_PROVIDED RECORDS_:
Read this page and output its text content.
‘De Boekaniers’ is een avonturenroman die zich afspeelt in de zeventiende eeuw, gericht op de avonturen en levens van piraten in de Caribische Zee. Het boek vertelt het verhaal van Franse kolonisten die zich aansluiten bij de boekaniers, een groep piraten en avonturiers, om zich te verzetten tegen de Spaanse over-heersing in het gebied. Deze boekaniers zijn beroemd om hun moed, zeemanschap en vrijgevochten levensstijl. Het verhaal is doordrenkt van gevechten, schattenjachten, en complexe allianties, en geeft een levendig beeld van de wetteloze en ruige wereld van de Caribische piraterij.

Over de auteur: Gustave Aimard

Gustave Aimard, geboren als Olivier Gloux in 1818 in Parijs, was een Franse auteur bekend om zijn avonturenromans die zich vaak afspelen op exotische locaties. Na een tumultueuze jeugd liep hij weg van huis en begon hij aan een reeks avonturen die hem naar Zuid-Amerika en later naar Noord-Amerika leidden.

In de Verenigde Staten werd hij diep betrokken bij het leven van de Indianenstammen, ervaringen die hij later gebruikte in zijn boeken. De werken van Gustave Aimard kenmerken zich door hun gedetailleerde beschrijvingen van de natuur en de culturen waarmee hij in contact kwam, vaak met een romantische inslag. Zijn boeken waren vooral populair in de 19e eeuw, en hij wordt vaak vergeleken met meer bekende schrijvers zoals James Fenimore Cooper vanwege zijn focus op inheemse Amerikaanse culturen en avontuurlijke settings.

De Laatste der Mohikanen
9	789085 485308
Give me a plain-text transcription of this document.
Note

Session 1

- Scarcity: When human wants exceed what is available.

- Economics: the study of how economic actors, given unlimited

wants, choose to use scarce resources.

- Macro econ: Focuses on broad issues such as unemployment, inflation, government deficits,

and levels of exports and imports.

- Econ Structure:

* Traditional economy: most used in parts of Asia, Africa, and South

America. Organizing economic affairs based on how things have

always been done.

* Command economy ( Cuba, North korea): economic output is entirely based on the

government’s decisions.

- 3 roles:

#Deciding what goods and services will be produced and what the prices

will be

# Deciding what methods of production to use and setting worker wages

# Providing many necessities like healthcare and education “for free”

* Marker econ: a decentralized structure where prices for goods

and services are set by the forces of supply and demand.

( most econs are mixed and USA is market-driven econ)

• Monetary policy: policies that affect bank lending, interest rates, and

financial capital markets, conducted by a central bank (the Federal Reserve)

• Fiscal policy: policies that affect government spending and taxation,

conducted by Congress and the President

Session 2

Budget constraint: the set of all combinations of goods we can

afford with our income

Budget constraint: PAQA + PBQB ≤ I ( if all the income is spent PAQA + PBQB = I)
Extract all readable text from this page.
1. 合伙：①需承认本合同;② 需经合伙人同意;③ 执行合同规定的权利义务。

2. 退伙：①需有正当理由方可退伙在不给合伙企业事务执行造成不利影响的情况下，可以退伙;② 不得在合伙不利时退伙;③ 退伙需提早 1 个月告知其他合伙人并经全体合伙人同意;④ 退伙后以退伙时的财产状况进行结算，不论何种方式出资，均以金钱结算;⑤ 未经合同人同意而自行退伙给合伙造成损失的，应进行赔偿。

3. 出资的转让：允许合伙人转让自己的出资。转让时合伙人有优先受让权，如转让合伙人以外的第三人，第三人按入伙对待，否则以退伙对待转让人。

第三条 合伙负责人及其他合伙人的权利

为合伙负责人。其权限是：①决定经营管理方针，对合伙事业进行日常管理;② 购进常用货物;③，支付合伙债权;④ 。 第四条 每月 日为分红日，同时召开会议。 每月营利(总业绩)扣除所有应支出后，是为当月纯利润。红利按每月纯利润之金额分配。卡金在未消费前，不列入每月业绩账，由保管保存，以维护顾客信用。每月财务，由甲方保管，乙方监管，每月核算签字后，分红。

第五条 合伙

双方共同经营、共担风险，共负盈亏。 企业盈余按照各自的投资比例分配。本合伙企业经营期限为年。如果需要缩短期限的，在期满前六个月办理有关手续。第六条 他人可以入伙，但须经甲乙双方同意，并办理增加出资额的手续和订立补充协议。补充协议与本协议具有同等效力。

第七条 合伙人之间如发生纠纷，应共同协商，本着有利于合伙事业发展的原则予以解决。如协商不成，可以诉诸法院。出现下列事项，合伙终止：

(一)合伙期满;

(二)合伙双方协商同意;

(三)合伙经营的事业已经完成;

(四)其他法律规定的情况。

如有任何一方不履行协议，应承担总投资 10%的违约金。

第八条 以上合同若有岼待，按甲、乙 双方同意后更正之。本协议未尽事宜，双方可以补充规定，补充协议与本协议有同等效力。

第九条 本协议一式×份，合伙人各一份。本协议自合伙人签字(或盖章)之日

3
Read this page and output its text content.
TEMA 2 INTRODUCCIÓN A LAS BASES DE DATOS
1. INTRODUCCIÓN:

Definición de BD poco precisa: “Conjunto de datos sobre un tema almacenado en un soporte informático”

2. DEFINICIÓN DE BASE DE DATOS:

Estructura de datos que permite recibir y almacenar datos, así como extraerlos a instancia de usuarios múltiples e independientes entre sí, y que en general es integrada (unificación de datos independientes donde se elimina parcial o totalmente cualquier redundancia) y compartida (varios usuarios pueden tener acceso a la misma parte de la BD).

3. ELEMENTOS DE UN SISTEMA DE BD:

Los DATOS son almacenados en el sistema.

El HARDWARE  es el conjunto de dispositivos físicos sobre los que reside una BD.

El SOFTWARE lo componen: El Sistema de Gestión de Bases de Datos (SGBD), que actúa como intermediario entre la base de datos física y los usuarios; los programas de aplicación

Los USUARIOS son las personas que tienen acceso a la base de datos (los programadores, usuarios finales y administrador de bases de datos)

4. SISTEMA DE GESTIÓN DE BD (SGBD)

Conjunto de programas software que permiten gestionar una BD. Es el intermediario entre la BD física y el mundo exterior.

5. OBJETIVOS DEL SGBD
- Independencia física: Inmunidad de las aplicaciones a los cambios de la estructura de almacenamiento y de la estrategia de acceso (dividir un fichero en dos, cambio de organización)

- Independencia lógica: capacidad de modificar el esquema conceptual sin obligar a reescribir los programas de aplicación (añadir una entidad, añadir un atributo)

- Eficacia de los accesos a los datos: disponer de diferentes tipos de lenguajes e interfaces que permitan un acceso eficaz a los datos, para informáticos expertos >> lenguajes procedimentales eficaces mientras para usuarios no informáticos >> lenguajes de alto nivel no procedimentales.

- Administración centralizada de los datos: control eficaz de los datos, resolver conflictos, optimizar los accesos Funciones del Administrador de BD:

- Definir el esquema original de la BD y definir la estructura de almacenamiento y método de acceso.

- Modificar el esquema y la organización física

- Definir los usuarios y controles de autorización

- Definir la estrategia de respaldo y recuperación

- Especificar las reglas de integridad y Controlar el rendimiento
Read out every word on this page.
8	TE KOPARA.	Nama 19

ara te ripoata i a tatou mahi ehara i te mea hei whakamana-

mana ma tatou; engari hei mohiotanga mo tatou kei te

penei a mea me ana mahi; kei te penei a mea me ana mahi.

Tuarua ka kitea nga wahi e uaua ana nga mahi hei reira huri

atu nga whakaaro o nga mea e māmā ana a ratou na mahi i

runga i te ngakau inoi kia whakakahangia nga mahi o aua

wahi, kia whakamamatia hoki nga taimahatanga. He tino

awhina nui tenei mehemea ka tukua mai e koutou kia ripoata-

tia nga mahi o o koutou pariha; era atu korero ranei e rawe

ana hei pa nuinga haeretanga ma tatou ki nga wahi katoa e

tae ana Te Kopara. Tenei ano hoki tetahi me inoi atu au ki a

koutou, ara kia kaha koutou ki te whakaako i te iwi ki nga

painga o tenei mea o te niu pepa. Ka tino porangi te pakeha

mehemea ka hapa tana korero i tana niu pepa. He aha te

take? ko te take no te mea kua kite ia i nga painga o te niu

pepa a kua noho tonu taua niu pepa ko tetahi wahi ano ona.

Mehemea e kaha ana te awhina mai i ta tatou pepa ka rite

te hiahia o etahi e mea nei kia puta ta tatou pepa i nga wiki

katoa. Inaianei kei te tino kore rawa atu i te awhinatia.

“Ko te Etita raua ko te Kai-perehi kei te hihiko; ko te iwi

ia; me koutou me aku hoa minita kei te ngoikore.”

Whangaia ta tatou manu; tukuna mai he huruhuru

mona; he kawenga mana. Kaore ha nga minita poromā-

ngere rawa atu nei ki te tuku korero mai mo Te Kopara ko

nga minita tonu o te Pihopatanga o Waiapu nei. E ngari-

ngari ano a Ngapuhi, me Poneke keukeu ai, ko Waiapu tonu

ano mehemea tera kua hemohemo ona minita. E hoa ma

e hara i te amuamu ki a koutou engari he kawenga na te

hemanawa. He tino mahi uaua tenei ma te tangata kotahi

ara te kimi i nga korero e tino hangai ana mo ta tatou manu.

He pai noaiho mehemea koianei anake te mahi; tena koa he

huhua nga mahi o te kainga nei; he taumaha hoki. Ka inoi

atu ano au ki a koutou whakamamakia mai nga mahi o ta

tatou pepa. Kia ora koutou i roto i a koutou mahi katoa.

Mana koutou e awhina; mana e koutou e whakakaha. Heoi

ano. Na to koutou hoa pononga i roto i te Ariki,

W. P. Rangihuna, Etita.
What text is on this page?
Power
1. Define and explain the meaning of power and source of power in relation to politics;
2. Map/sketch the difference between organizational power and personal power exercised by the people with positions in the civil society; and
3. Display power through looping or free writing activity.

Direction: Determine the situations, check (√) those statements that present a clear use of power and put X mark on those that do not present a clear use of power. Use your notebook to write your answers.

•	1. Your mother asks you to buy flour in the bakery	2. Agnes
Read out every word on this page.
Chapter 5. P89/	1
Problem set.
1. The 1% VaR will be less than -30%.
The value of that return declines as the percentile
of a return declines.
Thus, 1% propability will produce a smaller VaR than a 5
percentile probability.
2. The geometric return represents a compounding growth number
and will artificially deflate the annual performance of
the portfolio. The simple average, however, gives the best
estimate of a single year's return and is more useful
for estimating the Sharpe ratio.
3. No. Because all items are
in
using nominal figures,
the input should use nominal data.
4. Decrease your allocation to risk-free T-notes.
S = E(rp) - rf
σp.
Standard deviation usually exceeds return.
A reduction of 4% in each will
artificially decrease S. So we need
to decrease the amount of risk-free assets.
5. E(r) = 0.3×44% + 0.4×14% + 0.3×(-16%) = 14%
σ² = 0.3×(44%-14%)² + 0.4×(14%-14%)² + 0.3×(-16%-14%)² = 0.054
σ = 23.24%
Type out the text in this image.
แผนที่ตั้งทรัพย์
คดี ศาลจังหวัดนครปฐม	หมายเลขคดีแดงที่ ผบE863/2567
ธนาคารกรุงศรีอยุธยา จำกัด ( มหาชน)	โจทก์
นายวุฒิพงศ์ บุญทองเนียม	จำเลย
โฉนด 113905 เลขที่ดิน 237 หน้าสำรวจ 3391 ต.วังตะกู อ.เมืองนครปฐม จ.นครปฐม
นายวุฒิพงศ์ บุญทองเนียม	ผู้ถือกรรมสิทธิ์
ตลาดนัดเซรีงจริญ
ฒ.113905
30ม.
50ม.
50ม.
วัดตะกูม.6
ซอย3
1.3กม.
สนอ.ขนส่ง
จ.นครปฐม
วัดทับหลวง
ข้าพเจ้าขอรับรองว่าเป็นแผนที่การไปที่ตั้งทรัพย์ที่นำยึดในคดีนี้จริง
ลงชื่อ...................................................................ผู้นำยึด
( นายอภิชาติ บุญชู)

_GIVEN PROBLEM_:
Pull out every line in the data above that has the word "zijn".

_THE COMPLETED TASK_:
‘De Boekaniers’ is een avonturenroman die zich afspeelt in de zeventiende eeuw, gericht op de avonturen en levens van piraten in de Caribische Zee. Het boek vertelt het verhaal van Franse kolonisten die zich aansluiten bij de boekaniers, een groep piraten en avonturiers, om zich te verzetten tegen de Spaanse over-heersing in het gebied. Deze boekaniers zijn beroemd om hun moed, zeemanschap en vrijgevochten levensstijl. Het verhaal is doordrenkt van gevechten, schattenjachten, en complexe allianties, en geeft een levendig beeld van de wetteloze en ruige wereld van de Caribische piraterij.
Gustave Aimard, geboren als Olivier Gloux in 1818 in Parijs, was een Franse auteur bekend om zijn avonturenromans die zich vaak afspelen op exotische locaties. Na een tumultueuze jeugd liep hij weg van huis en begon hij aan een reeks avonturen die hem naar Zuid-Amerika en later naar Noord-Amerika leidden.
In de Verenigde Staten werd hij diep betrokken bij het leven van de Indianenstammen, ervaringen die hij later gebruikte in zijn boeken. De werken van Gustave Aimard kenmerken zich door hun gedetailleerde beschrijvingen van de natuur en de culturen waarmee hij in contact kwam, vaak met een romantische inslag. Zijn boeken waren vooral populair in de 19e eeuw, en hij wordt vaak vergeleken met meer bekende schrijvers zoals James Fenimore Cooper vanwege zijn focus op inheemse Amerikaanse culturen en avontuurlijke settings.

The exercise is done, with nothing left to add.